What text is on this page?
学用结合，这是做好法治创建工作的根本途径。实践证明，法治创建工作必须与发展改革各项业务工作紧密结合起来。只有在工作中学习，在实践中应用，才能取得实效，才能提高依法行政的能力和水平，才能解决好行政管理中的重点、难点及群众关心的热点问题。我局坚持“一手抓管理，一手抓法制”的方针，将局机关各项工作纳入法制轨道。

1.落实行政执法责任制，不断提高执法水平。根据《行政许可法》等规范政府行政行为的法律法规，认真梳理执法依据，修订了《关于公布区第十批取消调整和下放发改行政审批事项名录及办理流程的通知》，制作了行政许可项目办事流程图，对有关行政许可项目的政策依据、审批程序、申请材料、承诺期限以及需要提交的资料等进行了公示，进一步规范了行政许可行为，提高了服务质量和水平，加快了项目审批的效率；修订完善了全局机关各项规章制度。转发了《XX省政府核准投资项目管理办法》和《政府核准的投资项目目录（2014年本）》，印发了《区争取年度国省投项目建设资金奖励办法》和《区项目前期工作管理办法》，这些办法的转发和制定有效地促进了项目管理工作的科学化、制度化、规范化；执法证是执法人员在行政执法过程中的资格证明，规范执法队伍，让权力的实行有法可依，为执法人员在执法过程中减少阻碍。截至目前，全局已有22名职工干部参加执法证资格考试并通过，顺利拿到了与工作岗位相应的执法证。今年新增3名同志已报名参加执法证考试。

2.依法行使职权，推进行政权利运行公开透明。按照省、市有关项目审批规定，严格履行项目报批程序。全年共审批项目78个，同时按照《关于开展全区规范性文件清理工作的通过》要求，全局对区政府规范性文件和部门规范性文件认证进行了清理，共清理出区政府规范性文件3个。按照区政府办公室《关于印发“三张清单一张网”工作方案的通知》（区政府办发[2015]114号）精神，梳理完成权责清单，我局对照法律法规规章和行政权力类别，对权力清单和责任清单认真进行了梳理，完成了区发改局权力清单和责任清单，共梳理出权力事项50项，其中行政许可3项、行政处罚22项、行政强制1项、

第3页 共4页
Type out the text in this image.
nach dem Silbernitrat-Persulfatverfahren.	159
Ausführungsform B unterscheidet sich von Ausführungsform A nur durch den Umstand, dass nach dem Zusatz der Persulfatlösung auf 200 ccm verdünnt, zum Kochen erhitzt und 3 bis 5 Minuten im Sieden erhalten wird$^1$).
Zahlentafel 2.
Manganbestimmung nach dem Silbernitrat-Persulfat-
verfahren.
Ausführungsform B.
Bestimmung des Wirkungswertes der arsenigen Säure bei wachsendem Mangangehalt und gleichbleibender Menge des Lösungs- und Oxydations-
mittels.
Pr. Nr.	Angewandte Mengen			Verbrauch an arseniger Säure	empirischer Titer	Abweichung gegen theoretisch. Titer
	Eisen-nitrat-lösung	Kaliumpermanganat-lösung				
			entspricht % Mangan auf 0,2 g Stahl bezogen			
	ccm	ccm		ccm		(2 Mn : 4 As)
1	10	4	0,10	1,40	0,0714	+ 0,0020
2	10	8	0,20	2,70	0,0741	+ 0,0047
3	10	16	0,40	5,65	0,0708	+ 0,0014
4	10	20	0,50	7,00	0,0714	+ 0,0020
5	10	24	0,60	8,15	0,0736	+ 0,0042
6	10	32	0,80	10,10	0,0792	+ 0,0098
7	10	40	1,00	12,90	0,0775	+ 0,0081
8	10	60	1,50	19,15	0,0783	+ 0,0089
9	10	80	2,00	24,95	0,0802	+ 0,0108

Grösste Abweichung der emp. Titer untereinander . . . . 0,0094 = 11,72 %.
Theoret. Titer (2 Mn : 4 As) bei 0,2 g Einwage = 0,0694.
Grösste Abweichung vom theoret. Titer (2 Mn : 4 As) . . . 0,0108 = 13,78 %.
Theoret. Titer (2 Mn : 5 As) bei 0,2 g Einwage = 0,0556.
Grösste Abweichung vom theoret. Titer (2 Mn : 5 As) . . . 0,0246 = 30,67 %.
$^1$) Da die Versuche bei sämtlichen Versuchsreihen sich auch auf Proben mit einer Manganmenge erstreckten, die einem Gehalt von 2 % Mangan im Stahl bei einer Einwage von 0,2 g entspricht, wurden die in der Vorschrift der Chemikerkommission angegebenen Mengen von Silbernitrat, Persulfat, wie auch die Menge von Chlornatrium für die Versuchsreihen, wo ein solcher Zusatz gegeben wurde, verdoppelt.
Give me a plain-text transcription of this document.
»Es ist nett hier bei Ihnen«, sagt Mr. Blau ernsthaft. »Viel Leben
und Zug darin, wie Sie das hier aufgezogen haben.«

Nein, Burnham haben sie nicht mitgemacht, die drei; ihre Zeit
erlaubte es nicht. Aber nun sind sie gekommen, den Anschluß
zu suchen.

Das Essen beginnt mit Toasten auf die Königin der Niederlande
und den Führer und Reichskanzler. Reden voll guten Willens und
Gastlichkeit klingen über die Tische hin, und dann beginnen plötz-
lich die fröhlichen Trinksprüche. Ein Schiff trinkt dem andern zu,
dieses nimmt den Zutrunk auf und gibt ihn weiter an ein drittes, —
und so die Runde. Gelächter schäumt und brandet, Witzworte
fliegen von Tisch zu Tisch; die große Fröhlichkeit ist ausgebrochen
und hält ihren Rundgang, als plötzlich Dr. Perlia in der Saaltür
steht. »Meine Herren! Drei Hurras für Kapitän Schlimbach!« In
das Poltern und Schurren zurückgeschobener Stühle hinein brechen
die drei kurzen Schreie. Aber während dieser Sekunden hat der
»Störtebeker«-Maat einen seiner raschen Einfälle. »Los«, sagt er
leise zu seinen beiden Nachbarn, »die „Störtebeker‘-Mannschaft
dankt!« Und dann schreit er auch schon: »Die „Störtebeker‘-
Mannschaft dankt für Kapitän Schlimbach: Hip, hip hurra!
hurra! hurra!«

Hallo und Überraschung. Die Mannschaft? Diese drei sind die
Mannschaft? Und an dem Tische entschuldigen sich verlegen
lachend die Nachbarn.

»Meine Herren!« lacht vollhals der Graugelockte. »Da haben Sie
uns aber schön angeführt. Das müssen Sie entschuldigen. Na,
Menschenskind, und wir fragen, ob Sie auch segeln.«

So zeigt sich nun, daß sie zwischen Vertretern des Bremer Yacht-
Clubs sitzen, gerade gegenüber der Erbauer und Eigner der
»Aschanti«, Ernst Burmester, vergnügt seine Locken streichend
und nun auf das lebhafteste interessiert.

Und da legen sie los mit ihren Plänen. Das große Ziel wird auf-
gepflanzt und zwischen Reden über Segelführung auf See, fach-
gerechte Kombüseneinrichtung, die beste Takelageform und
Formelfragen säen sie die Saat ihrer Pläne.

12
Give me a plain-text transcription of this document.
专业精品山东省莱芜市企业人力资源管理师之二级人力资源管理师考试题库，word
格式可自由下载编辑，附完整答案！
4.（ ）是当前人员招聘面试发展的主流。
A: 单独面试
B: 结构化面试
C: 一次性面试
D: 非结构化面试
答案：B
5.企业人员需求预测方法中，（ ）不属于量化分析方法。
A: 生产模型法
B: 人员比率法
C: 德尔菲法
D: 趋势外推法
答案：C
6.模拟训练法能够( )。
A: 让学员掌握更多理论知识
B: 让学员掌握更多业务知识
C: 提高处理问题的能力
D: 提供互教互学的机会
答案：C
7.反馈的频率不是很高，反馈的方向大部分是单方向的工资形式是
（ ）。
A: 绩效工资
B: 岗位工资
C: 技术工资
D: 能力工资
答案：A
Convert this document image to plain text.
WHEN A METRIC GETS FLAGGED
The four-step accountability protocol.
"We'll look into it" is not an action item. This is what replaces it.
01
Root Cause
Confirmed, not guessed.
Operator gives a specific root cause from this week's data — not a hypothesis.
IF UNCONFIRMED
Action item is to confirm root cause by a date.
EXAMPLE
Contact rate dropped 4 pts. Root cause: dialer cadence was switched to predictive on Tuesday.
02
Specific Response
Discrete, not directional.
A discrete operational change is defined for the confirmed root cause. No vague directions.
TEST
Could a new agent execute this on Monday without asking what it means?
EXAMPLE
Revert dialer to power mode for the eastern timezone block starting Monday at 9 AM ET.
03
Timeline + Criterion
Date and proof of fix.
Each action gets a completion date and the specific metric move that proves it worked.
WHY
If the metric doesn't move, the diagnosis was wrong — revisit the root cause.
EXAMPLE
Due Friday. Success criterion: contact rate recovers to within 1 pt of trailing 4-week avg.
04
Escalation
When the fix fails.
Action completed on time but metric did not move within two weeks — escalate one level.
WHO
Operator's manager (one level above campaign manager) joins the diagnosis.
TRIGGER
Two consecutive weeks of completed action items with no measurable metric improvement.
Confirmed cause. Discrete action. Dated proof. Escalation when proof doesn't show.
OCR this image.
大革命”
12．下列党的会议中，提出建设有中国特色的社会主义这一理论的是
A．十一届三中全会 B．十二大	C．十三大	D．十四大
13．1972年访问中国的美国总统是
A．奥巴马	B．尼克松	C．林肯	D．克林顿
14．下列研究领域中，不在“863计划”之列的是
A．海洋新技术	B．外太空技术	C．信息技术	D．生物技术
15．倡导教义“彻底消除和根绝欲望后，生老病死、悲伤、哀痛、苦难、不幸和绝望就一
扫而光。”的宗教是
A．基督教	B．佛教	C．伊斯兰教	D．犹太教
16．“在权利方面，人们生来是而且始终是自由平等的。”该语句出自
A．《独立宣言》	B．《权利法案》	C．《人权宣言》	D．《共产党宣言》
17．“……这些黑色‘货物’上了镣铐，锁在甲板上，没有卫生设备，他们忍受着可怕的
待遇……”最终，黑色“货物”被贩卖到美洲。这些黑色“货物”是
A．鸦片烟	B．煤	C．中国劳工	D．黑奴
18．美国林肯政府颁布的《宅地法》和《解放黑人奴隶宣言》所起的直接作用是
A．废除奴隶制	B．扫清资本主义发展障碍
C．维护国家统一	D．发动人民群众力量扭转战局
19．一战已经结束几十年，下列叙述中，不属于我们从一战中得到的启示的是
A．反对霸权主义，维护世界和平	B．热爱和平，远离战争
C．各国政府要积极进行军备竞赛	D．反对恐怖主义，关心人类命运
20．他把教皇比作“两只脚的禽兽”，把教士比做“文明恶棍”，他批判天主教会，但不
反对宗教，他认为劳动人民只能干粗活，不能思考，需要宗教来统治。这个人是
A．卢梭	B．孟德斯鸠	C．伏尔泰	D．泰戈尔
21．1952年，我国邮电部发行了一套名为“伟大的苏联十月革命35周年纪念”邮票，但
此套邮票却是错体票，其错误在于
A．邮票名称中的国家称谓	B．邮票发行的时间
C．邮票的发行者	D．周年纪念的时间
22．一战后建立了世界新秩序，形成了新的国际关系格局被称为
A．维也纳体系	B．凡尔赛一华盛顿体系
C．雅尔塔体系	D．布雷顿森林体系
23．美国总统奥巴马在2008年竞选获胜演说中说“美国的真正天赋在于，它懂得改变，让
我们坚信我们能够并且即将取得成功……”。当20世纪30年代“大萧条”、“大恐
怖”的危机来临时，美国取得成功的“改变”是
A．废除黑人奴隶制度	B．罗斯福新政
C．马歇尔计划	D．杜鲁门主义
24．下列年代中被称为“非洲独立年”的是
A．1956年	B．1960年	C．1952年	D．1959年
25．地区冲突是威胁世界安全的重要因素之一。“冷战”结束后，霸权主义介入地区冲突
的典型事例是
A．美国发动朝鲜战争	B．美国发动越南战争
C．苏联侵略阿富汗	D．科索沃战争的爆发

__What this task involves__
From the entries above, extract each line containing "haben".

__Problem solution__
und Zug darin, wie Sie das hier aufgezogen haben.«
Nein, Burnham haben sie nicht mitgemacht, die drei; ihre Zeit
»Meine Herren!« lacht vollhals der Graugelockte. »Da haben Sie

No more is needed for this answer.